● Written problem
Restate each of the lines below word for word and drop every picture.

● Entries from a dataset
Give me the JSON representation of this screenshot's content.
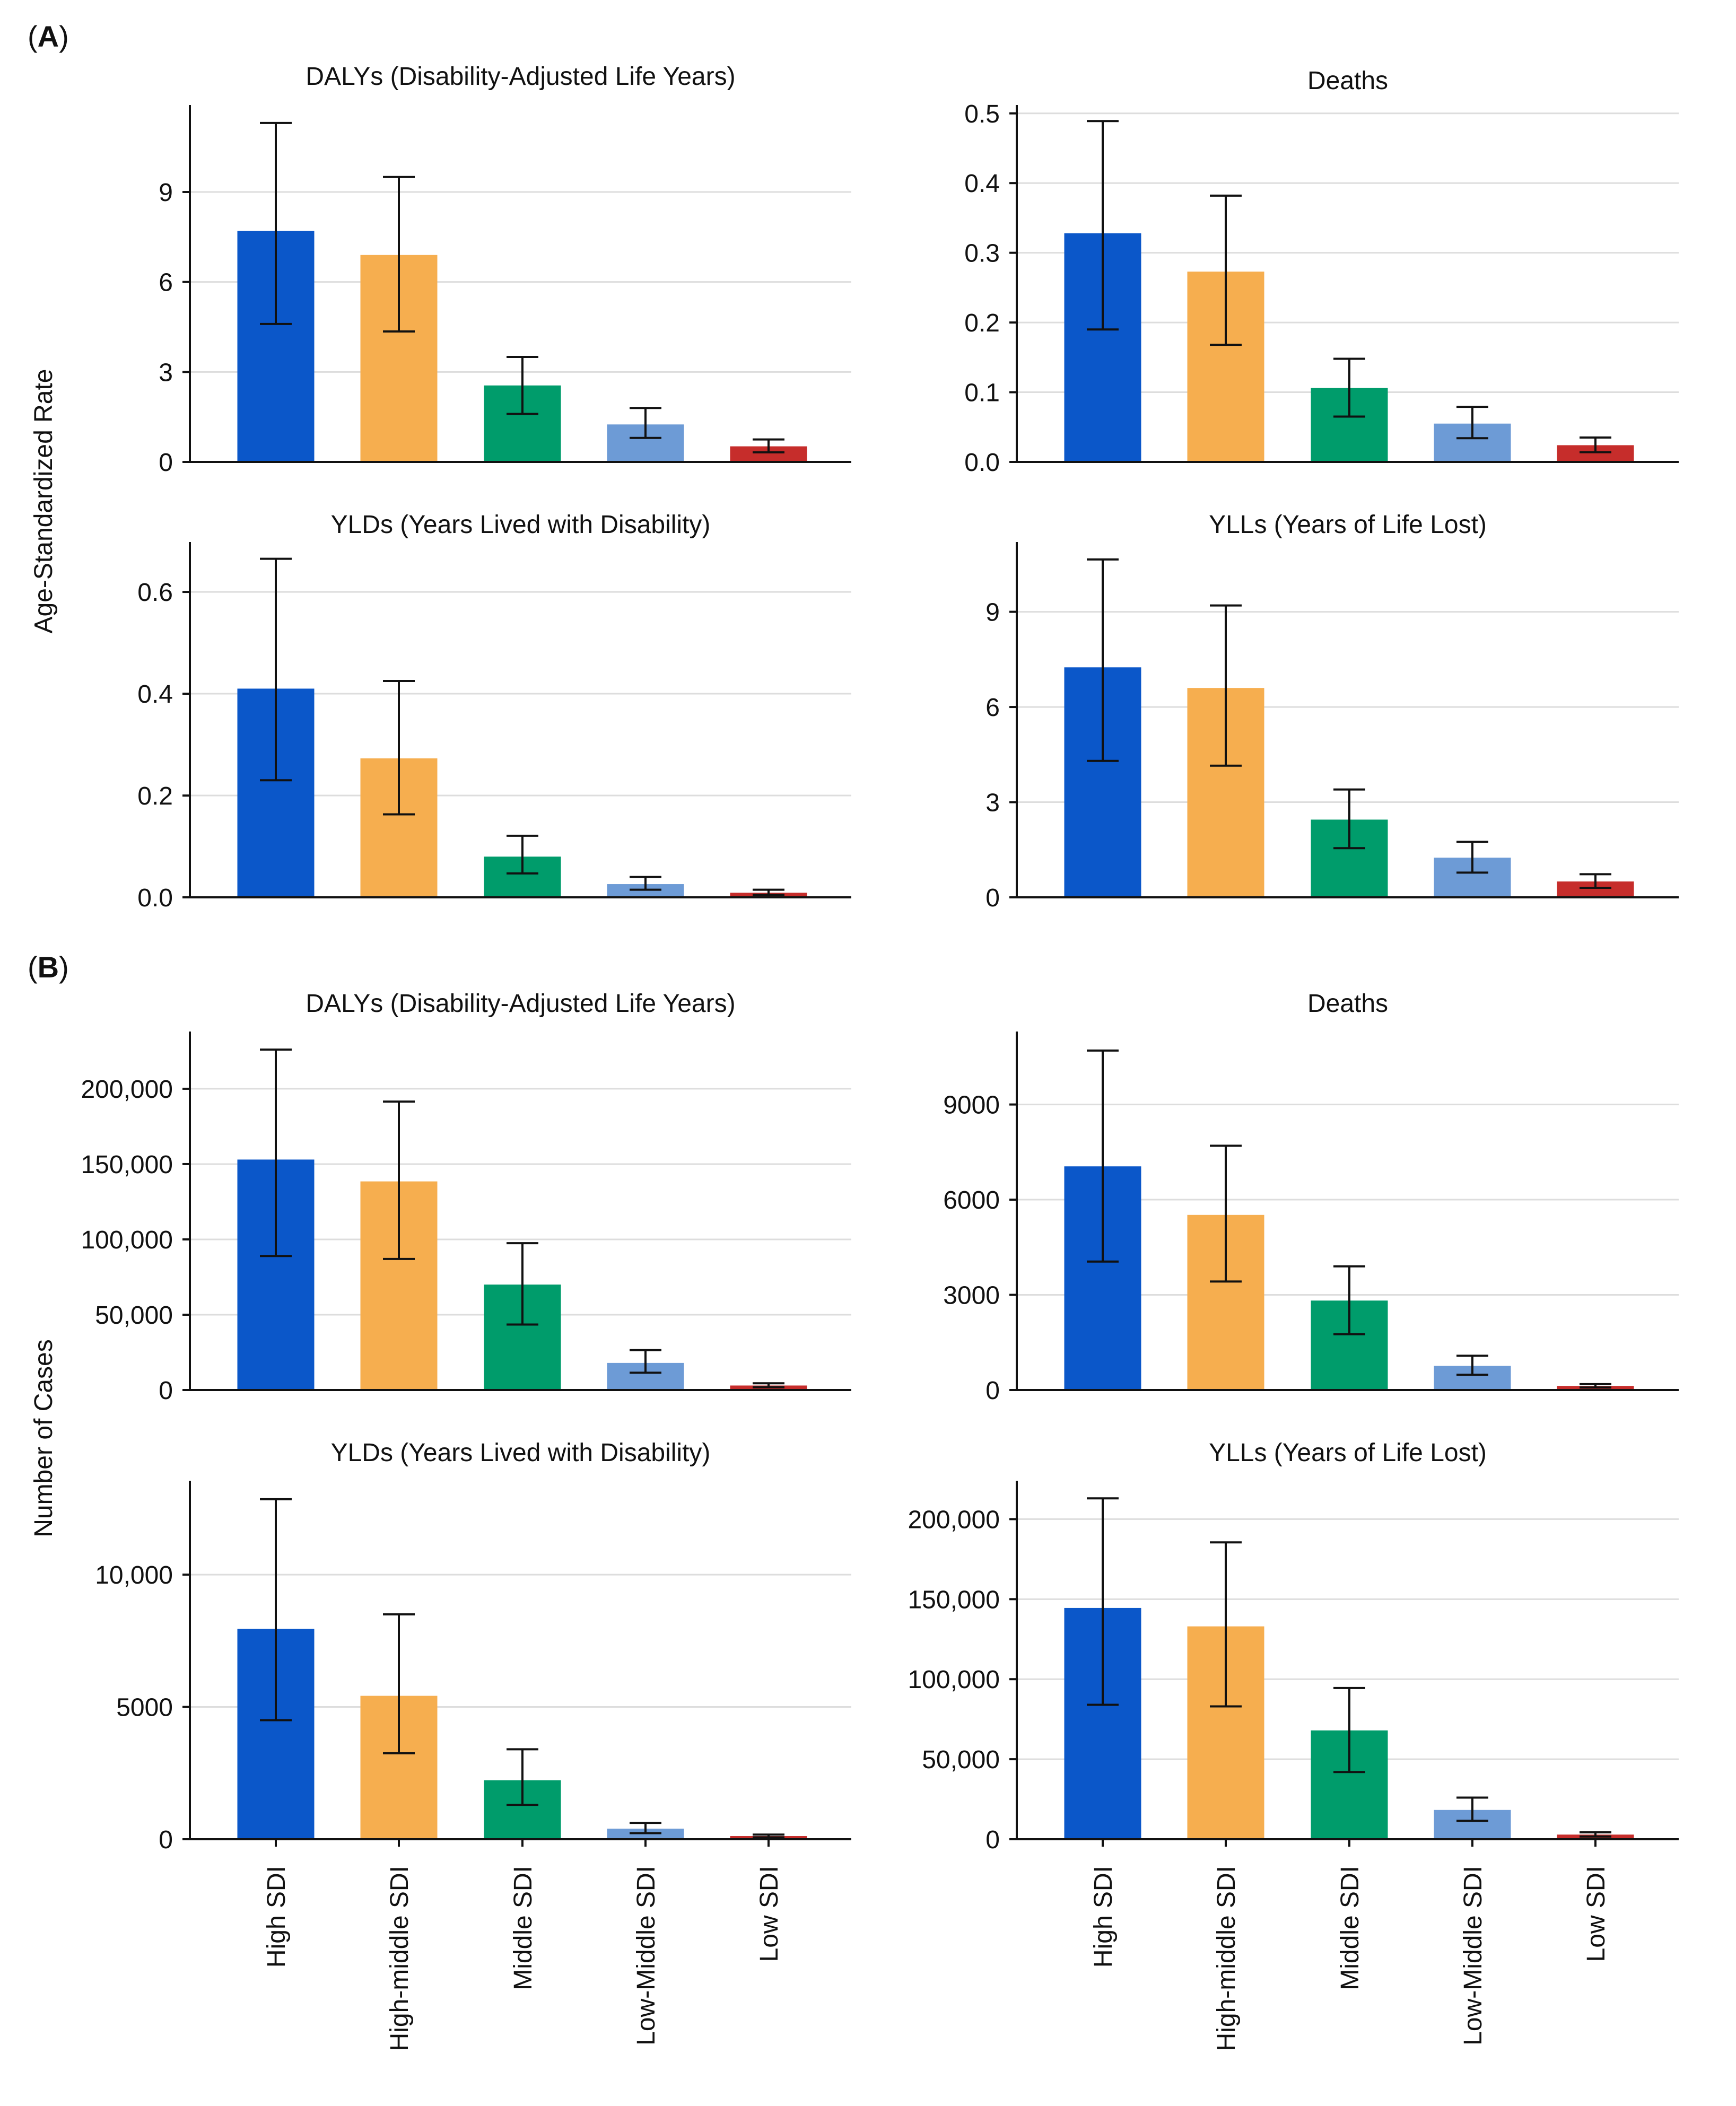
{
  "panels": [
    {
      "letter": "A",
      "axis_label": "Age-Standardized Rate"
    },
    {
      "letter": "B",
      "axis_label": "Number of Cases"
    }
  ],
  "categories": [
    "High SDI",
    "High-middle SDI",
    "Middle SDI",
    "Low-Middle SDI",
    "Low SDI"
  ],
  "colors": [
    "#0b57c9",
    "#f6ae4f",
    "#009c6b",
    "#6d9bd6",
    "#c62d2b"
  ],
  "chart_data": [
    {
      "type": "bar",
      "panel": "A",
      "title": "DALYs (Disability-Adjusted Life Years)",
      "categories": [
        "High SDI",
        "High-middle SDI",
        "Middle SDI",
        "Low-Middle SDI",
        "Low SDI"
      ],
      "values": [
        7.7,
        6.9,
        2.55,
        1.25,
        0.52
      ],
      "lower": [
        4.6,
        4.35,
        1.6,
        0.8,
        0.32
      ],
      "upper": [
        11.3,
        9.5,
        3.5,
        1.8,
        0.75
      ],
      "yticks": [
        0,
        3,
        6,
        9
      ],
      "ytick_labels": [
        "0",
        "3",
        "6",
        "9"
      ],
      "ylim": [
        0,
        11.9
      ],
      "ylabel": "Age-Standardized Rate",
      "xlabel": ""
    },
    {
      "type": "bar",
      "panel": "A",
      "title": "Deaths",
      "categories": [
        "High SDI",
        "High-middle SDI",
        "Middle SDI",
        "Low-Middle SDI",
        "Low SDI"
      ],
      "values": [
        0.328,
        0.273,
        0.106,
        0.055,
        0.024
      ],
      "lower": [
        0.19,
        0.168,
        0.065,
        0.034,
        0.014
      ],
      "upper": [
        0.489,
        0.382,
        0.148,
        0.079,
        0.035
      ],
      "yticks": [
        0,
        0.1,
        0.2,
        0.3,
        0.4,
        0.5
      ],
      "ytick_labels": [
        "0.0",
        "0.1",
        "0.2",
        "0.3",
        "0.4",
        "0.5"
      ],
      "ylim": [
        0,
        0.512
      ],
      "ylabel": "Age-Standardized Rate",
      "xlabel": ""
    },
    {
      "type": "bar",
      "panel": "A",
      "title": "YLDs (Years Lived with Disability)",
      "categories": [
        "High SDI",
        "High-middle SDI",
        "Middle SDI",
        "Low-Middle SDI",
        "Low SDI"
      ],
      "values": [
        0.41,
        0.273,
        0.08,
        0.026,
        0.009
      ],
      "lower": [
        0.23,
        0.163,
        0.047,
        0.015,
        0.005
      ],
      "upper": [
        0.665,
        0.425,
        0.121,
        0.04,
        0.015
      ],
      "yticks": [
        0,
        0.2,
        0.4,
        0.6
      ],
      "ytick_labels": [
        "0.0",
        "0.2",
        "0.4",
        "0.6"
      ],
      "ylim": [
        0,
        0.698
      ],
      "ylabel": "Age-Standardized Rate",
      "xlabel": ""
    },
    {
      "type": "bar",
      "panel": "A",
      "title": "YLLs (Years of Life Lost)",
      "categories": [
        "High SDI",
        "High-middle SDI",
        "Middle SDI",
        "Low-Middle SDI",
        "Low SDI"
      ],
      "values": [
        7.25,
        6.6,
        2.45,
        1.25,
        0.5
      ],
      "lower": [
        4.3,
        4.15,
        1.55,
        0.78,
        0.3
      ],
      "upper": [
        10.65,
        9.2,
        3.4,
        1.75,
        0.73
      ],
      "yticks": [
        0,
        3,
        6,
        9
      ],
      "ytick_labels": [
        "0",
        "3",
        "6",
        "9"
      ],
      "ylim": [
        0,
        11.2
      ],
      "ylabel": "Age-Standardized Rate",
      "xlabel": ""
    },
    {
      "type": "bar",
      "panel": "B",
      "title": "DALYs (Disability-Adjusted Life Years)",
      "categories": [
        "High SDI",
        "High-middle SDI",
        "Middle SDI",
        "Low-Middle SDI",
        "Low SDI"
      ],
      "values": [
        153000,
        138500,
        70000,
        18000,
        3000
      ],
      "lower": [
        89000,
        87000,
        43500,
        11500,
        1800
      ],
      "upper": [
        226000,
        191500,
        97500,
        26500,
        4500
      ],
      "yticks": [
        0,
        50000,
        100000,
        150000,
        200000
      ],
      "ytick_labels": [
        "0",
        "50,000",
        "100,000",
        "150,000",
        "200,000"
      ],
      "ylim": [
        0,
        238000
      ],
      "ylabel": "Number of Cases",
      "xlabel": ""
    },
    {
      "type": "bar",
      "panel": "B",
      "title": "Deaths",
      "categories": [
        "High SDI",
        "High-middle SDI",
        "Middle SDI",
        "Low-Middle SDI",
        "Low SDI"
      ],
      "values": [
        7050,
        5520,
        2820,
        760,
        130
      ],
      "lower": [
        4050,
        3420,
        1760,
        480,
        80
      ],
      "upper": [
        10700,
        7700,
        3900,
        1080,
        185
      ],
      "yticks": [
        0,
        3000,
        6000,
        9000
      ],
      "ytick_labels": [
        "0",
        "3000",
        "6000",
        "9000"
      ],
      "ylim": [
        0,
        11300
      ],
      "ylabel": "Number of Cases",
      "xlabel": ""
    },
    {
      "type": "bar",
      "panel": "B",
      "title": "YLDs (Years Lived with Disability)",
      "categories": [
        "High SDI",
        "High-middle SDI",
        "Middle SDI",
        "Low-Middle SDI",
        "Low SDI"
      ],
      "values": [
        7950,
        5420,
        2230,
        400,
        120
      ],
      "lower": [
        4500,
        3250,
        1300,
        230,
        70
      ],
      "upper": [
        12850,
        8500,
        3400,
        620,
        175
      ],
      "yticks": [
        0,
        5000,
        10000
      ],
      "ytick_labels": [
        "0",
        "5000",
        "10,000"
      ],
      "ylim": [
        0,
        13550
      ],
      "ylabel": "Number of Cases",
      "xlabel": ""
    },
    {
      "type": "bar",
      "panel": "B",
      "title": "YLLs (Years of Life Lost)",
      "categories": [
        "High SDI",
        "High-middle SDI",
        "Middle SDI",
        "Low-Middle SDI",
        "Low SDI"
      ],
      "values": [
        144500,
        133000,
        68000,
        18300,
        2900
      ],
      "lower": [
        84000,
        83000,
        42000,
        11500,
        1700
      ],
      "upper": [
        213000,
        185500,
        94500,
        26000,
        4300
      ],
      "yticks": [
        0,
        50000,
        100000,
        150000,
        200000
      ],
      "ytick_labels": [
        "0",
        "50,000",
        "100,000",
        "150,000",
        "200,000"
      ],
      "ylim": [
        0,
        224000
      ],
      "ylabel": "Number of Cases",
      "xlabel": ""
    }
  ]
}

● Completed task
Give me the JSON representation of this screenshot's content.
{
  "panels": [
    {
      "letter": "A",
      "axis_label": "Age-Standardized Rate"
    },
    {
      "letter": "B",
      "axis_label": "Number of Cases"
    }
  ],
  "categories": [
    "High SDI",
    "High-middle SDI",
    "Middle SDI",
    "Low-Middle SDI",
    "Low SDI"
  ],
  "colors": [
    "#0b57c9",
    "#f6ae4f",
    "#009c6b",
    "#6d9bd6",
    "#c62d2b"
  ],
  "chart_data": [
    {
      "type": "bar",
      "panel": "A",
      "title": "DALYs (Disability-Adjusted Life Years)",
      "categories": [
        "High SDI",
        "High-middle SDI",
        "Middle SDI",
        "Low-Middle SDI",
        "Low SDI"
      ],
      "values": [
        7.7,
        6.9,
        2.55,
        1.25,
        0.52
      ],
      "lower": [
        4.6,
        4.35,
        1.6,
        0.8,
        0.32
      ],
      "upper": [
        11.3,
        9.5,
        3.5,
        1.8,
        0.75
      ],
      "yticks": [
        0,
        3,
        6,
        9
      ],
      "ytick_labels": [
        "0",
        "3",
        "6",
        "9"
      ],
      "ylim": [
        0,
        11.9
      ],
      "ylabel": "Age-Standardized Rate",
      "xlabel": ""
    },
    {
      "type": "bar",
      "panel": "A",
      "title": "Deaths",
      "categories": [
        "High SDI",
        "High-middle SDI",
        "Middle SDI",
        "Low-Middle SDI",
        "Low SDI"
      ],
      "values": [
        0.328,
        0.273,
        0.106,
        0.055,
        0.024
      ],
      "lower": [
        0.19,
        0.168,
        0.065,
        0.034,
        0.014
      ],
      "upper": [
        0.489,
        0.382,
        0.148,
        0.079,
        0.035
      ],
      "yticks": [
        0,
        0.1,
        0.2,
        0.3,
        0.4,
        0.5
      ],
      "ytick_labels": [
        "0.0",
        "0.1",
        "0.2",
        "0.3",
        "0.4",
        "0.5"
      ],
      "ylim": [
        0,
        0.512
      ],
      "ylabel": "Age-Standardized Rate",
      "xlabel": ""
    },
    {
      "type": "bar",
      "panel": "A",
      "title": "YLDs (Years Lived with Disability)",
      "categories": [
        "High SDI",
        "High-middle SDI",
        "Middle SDI",
        "Low-Middle SDI",
        "Low SDI"
      ],
      "values": [
        0.41,
        0.273,
        0.08,
        0.026,
        0.009
      ],
      "lower": [
        0.23,
        0.163,
        0.047,
        0.015,
        0.005
      ],
      "upper": [
        0.665,
        0.425,
        0.121,
        0.04,
        0.015
      ],
      "yticks": [
        0,
        0.2,
        0.4,
        0.6
      ],
      "ytick_labels": [
        "0.0",
        "0.2",
        "0.4",
        "0.6"
      ],
      "ylim": [
        0,
        0.698
      ],
      "ylabel": "Age-Standardized Rate",
      "xlabel": ""
    },
    {
      "type": "bar",
      "panel": "A",
      "title": "YLLs (Years of Life Lost)",
      "categories": [
        "High SDI",
        "High-middle SDI",
        "Middle SDI",
        "Low-Middle SDI",
        "Low SDI"
      ],
      "values": [
        7.25,
        6.6,
        2.45,
        1.25,
        0.5
      ],
      "lower": [
        4.3,
        4.15,
        1.55,
        0.78,
        0.3
      ],
      "upper": [
        10.65,
        9.2,
        3.4,
        1.75,
        0.73
      ],
      "yticks": [
        0,
        3,
        6,
        9
      ],
      "ytick_labels": [
        "0",
        "3",
        "6",
        "9"
      ],
      "ylim": [
        0,
        11.2
      ],
      "ylabel": "Age-Standardized Rate",
      "xlabel": ""
    },
    {
      "type": "bar",
      "panel": "B",
      "title": "DALYs (Disability-Adjusted Life Years)",
      "categories": [
        "High SDI",
        "High-middle SDI",
        "Middle SDI",
        "Low-Middle SDI",
        "Low SDI"
      ],
      "values": [
        153000,
        138500,
        70000,
        18000,
        3000
      ],
      "lower": [
        89000,
        87000,
        43500,
        11500,
        1800
      ],
      "upper": [
        226000,
        191500,
        97500,
        26500,
        4500
      ],
      "yticks": [
        0,
        50000,
        100000,
        150000,
        200000
      ],
      "ytick_labels": [
        "0",
        "50,000",
        "100,000",
        "150,000",
        "200,000"
      ],
      "ylim": [
        0,
        238000
      ],
      "ylabel": "Number of Cases",
      "xlabel": ""
    },
    {
      "type": "bar",
      "panel": "B",
      "title": "Deaths",
      "categories": [
        "High SDI",
        "High-middle SDI",
        "Middle SDI",
        "Low-Middle SDI",
        "Low SDI"
      ],
      "values": [
        7050,
        5520,
        2820,
        760,
        130
      ],
      "lower": [
        4050,
        3420,
        1760,
        480,
        80
      ],
      "upper": [
        10700,
        7700,
        3900,
        1080,
        185
      ],
      "yticks": [
        0,
        3000,
        6000,
        9000
      ],
      "ytick_labels": [
        "0",
        "3000",
        "6000",
        "9000"
      ],
      "ylim": [
        0,
        11300
      ],
      "ylabel": "Number of Cases",
      "xlabel": ""
    },
    {
      "type": "bar",
      "panel": "B",
      "title": "YLDs (Years Lived with Disability)",
      "categories": [
        "High SDI",
        "High-middle SDI",
        "Middle SDI",
        "Low-Middle SDI",
        "Low SDI"
      ],
      "values": [
        7950,
        5420,
        2230,
        400,
        120
      ],
      "lower": [
        4500,
        3250,
        1300,
        230,
        70
      ],
      "upper": [
        12850,
        8500,
        3400,
        620,
        175
      ],
      "yticks": [
        0,
        5000,
        10000
      ],
      "ytick_labels": [
        "0",
        "5000",
        "10,000"
      ],
      "ylim": [
        0,
        13550
      ],
      "ylabel": "Number of Cases",
      "xlabel": ""
    },
    {
      "type": "bar",
      "panel": "B",
      "title": "YLLs (Years of Life Lost)",
      "categories": [
        "High SDI",
        "High-middle SDI",
        "Middle SDI",
        "Low-Middle SDI",
        "Low SDI"
      ],
      "values": [
        144500,
        133000,
        68000,
        18300,
        2900
      ],
      "lower": [
        84000,
        83000,
        42000,
        11500,
        1700
      ],
      "upper": [
        213000,
        185500,
        94500,
        26000,
        4300
      ],
      "yticks": [
        0,
        50000,
        100000,
        150000,
        200000
      ],
      "ytick_labels": [
        "0",
        "50,000",
        "100,000",
        "150,000",
        "200,000"
      ],
      "ylim": [
        0,
        224000
      ],
      "ylabel": "Number of Cases",
      "xlabel": ""
    }
  ]
}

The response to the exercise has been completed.